SHORT EXERCISE:
Say how many lines of the listing below contain "Broca", giving the number and nothing else.

────────────────

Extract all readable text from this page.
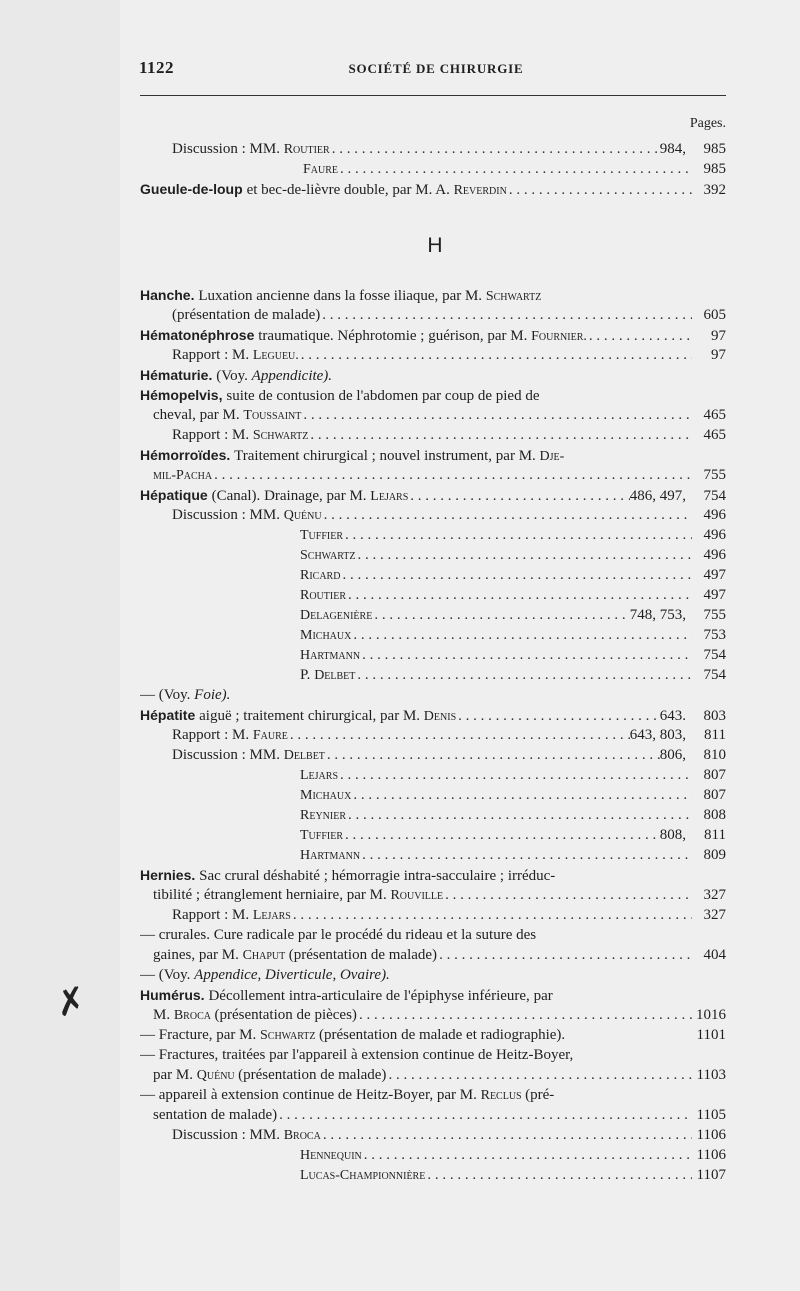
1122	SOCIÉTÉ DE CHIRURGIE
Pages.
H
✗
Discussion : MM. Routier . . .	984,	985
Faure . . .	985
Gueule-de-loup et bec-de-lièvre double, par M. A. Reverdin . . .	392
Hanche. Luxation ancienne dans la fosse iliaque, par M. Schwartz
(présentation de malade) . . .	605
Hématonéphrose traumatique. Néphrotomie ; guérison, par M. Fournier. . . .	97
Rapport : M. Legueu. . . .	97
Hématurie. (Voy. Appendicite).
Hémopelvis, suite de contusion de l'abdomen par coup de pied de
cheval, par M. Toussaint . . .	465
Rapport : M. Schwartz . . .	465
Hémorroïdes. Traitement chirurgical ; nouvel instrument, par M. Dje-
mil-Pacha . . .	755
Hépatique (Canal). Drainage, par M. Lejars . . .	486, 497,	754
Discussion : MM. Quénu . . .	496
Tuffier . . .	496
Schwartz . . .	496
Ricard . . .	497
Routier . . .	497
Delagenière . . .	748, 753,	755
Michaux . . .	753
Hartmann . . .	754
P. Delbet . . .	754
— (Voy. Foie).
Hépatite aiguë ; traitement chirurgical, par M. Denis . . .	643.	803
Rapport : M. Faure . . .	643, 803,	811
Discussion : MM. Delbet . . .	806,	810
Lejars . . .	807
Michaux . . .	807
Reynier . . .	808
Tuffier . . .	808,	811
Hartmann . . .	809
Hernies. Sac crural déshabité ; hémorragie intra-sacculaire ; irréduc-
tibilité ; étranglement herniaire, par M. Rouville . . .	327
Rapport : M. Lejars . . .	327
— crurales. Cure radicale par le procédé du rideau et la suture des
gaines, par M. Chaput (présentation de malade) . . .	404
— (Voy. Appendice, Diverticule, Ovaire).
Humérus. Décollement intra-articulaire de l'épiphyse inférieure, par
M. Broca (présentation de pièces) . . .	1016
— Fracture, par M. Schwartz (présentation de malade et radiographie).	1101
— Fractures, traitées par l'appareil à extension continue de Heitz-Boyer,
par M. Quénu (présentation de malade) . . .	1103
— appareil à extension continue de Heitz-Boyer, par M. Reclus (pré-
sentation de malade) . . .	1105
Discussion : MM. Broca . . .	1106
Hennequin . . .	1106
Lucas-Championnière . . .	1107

────────────────

ANSWER TO THIS EXERCISE:
2